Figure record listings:

____________________

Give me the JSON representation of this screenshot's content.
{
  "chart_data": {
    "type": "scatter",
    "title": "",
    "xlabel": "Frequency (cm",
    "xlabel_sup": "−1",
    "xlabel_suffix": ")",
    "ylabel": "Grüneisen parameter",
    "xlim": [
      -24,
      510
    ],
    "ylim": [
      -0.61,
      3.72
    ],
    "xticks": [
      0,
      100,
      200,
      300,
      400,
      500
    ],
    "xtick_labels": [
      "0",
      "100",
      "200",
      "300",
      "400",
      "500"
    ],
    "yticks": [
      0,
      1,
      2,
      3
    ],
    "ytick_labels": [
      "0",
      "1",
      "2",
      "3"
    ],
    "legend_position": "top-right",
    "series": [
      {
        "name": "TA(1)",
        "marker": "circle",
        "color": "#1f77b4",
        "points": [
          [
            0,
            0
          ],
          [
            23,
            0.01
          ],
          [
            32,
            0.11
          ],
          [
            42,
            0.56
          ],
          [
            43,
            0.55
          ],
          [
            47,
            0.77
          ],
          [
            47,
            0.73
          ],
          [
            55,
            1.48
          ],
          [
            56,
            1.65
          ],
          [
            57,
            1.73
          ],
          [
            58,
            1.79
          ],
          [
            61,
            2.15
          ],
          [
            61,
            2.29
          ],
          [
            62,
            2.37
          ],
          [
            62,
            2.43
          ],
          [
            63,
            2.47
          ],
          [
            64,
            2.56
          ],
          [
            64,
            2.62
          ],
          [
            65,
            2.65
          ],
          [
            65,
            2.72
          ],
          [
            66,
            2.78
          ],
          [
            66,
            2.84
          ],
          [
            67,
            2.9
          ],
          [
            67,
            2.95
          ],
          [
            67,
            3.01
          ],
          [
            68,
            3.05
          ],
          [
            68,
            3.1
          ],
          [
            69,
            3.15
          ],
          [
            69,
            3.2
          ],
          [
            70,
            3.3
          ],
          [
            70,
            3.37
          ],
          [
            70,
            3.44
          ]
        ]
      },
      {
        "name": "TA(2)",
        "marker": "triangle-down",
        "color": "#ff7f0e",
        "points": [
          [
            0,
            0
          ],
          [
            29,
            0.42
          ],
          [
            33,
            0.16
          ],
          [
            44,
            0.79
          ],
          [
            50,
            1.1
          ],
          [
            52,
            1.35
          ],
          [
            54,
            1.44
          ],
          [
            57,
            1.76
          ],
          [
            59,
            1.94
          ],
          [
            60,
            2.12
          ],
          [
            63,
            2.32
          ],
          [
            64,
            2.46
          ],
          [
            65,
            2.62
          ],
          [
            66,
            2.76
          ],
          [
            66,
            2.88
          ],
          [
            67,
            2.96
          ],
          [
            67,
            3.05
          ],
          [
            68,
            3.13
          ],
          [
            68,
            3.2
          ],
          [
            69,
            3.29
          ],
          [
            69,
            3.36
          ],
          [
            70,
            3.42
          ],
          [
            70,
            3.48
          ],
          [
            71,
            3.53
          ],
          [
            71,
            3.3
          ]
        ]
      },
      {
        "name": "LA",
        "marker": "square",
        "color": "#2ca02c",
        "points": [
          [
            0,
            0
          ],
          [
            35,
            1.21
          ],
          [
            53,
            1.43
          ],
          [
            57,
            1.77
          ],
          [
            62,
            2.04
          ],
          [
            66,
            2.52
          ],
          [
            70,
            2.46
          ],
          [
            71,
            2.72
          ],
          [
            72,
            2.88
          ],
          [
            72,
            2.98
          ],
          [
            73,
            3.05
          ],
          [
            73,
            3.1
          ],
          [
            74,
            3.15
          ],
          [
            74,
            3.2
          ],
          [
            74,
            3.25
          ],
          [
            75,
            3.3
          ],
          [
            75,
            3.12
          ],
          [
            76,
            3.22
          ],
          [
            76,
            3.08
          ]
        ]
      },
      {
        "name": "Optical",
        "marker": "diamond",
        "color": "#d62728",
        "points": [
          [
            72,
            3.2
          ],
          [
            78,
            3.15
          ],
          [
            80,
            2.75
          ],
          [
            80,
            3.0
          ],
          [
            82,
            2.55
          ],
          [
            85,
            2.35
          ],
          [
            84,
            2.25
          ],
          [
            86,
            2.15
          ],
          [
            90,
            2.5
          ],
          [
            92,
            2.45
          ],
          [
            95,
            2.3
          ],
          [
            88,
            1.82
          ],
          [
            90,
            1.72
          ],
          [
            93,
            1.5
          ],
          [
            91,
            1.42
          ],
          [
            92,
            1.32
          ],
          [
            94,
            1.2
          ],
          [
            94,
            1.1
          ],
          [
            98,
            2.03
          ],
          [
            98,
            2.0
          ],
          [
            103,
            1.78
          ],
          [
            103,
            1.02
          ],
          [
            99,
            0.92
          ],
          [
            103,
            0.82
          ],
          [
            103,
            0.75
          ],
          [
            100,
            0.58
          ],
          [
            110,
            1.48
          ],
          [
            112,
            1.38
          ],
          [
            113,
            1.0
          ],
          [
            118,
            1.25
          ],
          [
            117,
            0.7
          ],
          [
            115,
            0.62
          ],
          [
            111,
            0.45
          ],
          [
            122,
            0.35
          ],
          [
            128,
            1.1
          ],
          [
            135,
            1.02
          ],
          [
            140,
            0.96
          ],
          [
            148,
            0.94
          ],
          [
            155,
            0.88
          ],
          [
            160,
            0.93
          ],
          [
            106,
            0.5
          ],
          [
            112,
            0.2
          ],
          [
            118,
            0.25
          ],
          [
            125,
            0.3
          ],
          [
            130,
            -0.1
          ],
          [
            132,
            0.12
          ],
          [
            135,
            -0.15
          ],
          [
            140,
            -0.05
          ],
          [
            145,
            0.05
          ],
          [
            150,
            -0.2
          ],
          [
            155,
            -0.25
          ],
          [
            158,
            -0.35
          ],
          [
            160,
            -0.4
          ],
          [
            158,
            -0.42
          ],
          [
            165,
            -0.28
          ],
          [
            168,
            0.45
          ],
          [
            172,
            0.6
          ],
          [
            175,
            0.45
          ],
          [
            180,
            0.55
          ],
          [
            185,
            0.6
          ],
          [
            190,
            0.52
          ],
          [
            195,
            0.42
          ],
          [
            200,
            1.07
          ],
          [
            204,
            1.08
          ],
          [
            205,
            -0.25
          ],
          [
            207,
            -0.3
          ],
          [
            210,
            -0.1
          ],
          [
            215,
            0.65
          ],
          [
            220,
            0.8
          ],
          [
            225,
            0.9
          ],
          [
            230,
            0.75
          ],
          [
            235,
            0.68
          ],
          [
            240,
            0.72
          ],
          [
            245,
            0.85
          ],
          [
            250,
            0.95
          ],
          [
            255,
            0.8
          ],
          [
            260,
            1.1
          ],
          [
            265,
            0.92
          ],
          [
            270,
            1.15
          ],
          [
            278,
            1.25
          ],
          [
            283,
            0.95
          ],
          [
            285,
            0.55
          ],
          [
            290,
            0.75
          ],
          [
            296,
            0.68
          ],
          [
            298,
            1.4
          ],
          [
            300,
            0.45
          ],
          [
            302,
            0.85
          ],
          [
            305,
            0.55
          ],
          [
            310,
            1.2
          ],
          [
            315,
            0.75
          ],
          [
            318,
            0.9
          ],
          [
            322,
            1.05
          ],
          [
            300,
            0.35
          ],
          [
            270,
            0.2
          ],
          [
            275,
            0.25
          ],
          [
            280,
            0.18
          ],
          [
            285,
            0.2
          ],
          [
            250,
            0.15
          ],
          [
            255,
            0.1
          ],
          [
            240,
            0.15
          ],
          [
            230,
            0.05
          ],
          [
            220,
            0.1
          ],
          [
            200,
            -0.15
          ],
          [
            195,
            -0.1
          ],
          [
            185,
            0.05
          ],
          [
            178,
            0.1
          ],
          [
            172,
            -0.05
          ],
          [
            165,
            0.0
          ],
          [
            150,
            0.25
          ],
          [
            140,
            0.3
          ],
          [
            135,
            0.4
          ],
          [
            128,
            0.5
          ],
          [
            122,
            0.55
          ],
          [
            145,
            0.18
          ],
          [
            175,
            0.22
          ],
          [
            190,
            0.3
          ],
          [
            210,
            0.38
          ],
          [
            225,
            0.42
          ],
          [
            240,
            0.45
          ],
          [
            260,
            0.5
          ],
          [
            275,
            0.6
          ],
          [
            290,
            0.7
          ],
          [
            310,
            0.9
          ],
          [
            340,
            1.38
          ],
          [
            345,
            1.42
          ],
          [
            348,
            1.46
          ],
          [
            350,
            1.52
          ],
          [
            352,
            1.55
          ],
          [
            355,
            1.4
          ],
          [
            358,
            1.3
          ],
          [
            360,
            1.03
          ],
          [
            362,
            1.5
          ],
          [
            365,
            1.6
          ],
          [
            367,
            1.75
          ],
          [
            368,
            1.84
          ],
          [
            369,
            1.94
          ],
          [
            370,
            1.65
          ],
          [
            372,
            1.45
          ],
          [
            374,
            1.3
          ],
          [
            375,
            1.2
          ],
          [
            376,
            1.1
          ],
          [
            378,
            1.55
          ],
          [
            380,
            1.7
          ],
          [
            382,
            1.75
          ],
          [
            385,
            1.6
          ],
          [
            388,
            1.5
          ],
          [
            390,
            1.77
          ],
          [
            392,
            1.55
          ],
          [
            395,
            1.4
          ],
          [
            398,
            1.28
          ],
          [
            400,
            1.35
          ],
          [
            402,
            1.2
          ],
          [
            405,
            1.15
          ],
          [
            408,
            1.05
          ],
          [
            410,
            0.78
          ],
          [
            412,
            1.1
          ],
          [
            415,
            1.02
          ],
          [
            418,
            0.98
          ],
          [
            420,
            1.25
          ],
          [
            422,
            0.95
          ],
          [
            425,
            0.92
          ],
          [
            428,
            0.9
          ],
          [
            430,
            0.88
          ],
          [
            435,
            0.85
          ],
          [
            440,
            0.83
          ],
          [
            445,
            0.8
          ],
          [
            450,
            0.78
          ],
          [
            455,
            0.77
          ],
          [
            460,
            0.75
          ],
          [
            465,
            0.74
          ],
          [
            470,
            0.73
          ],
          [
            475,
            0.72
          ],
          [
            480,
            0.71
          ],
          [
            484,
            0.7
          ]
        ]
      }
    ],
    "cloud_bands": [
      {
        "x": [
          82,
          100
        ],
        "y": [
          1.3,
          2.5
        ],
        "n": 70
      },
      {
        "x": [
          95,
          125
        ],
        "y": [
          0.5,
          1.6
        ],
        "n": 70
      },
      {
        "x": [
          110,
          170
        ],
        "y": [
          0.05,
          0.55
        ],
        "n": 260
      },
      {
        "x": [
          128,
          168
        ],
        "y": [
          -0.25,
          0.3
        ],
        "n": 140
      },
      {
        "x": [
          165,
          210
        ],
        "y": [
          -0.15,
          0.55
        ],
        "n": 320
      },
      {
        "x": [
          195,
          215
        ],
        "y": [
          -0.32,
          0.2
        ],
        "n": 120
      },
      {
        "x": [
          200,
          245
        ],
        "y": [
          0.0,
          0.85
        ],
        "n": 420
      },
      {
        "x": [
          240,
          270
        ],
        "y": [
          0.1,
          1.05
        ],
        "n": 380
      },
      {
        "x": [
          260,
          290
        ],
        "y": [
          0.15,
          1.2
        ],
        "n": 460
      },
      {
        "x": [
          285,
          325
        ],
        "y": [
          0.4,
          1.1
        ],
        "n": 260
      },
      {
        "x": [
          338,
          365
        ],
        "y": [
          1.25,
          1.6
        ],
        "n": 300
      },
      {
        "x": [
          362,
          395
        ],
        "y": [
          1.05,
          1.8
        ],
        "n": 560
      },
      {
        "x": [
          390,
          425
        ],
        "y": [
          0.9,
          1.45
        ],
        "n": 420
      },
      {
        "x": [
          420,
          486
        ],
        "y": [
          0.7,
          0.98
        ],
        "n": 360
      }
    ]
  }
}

____________________

> [WHAT YOU NEED TO DO] Locate each line with the word "name" and copy it.

> [FINISHED TASK]
        "name": "TA(1)",
        "name": "TA(2)",
        "name": "LA",
        "name": "Optical",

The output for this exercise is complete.